Entries from a dataset
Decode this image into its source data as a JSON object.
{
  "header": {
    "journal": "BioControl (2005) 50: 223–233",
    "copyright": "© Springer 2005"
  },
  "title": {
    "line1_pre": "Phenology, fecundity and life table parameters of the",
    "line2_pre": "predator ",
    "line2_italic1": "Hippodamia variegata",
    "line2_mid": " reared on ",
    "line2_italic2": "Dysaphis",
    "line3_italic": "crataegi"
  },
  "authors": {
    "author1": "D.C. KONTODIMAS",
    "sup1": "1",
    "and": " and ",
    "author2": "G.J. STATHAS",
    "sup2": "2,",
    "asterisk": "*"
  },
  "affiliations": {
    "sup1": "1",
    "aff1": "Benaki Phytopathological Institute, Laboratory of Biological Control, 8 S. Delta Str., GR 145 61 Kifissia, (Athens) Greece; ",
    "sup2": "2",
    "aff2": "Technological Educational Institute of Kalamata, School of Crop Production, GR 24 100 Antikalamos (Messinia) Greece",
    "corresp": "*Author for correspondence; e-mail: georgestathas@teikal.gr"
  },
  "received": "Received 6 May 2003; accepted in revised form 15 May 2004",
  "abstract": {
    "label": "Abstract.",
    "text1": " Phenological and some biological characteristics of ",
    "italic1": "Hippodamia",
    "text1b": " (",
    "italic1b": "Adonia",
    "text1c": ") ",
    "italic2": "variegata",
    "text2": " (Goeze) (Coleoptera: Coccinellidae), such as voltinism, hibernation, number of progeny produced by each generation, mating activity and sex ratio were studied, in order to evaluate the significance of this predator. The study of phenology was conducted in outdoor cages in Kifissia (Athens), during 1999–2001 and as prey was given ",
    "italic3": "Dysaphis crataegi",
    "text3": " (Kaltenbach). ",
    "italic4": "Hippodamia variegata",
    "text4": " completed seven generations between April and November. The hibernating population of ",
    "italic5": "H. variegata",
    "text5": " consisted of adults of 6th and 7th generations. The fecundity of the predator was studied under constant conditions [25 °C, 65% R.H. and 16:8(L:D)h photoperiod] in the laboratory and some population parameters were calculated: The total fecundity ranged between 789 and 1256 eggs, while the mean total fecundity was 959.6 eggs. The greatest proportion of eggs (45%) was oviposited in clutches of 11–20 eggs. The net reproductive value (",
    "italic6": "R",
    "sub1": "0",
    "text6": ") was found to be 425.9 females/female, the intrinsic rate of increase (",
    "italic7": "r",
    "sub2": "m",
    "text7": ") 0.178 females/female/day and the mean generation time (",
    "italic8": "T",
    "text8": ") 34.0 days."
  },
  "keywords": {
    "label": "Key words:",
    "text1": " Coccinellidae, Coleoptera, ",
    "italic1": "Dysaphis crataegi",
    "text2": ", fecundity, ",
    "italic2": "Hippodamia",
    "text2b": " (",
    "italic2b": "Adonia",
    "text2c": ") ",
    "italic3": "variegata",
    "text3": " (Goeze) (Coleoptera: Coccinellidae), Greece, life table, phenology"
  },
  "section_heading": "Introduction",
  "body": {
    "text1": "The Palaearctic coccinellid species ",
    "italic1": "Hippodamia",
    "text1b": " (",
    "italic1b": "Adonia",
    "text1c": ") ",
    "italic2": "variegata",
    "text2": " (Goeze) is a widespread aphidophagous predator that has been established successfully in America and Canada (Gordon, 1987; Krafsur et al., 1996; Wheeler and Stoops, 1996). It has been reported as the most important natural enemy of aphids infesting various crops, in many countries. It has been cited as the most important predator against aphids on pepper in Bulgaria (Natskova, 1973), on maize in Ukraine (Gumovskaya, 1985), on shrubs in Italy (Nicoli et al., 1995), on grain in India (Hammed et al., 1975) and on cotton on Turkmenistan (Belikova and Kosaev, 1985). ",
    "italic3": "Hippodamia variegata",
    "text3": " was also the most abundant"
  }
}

Prompt
Pull out each line of the entries that contains "Institute".

Result for this exercise
    "aff1": "Benaki Phytopathological Institute, Laboratory of Biological Control, 8 S. Delta Str., GR 145 61 Kifissia, (Athens) Greece; ",
    "aff2": "Technological Educational Institute of Kalamata, School of Crop Production, GR 24 100 Antikalamos (Messinia) Greece",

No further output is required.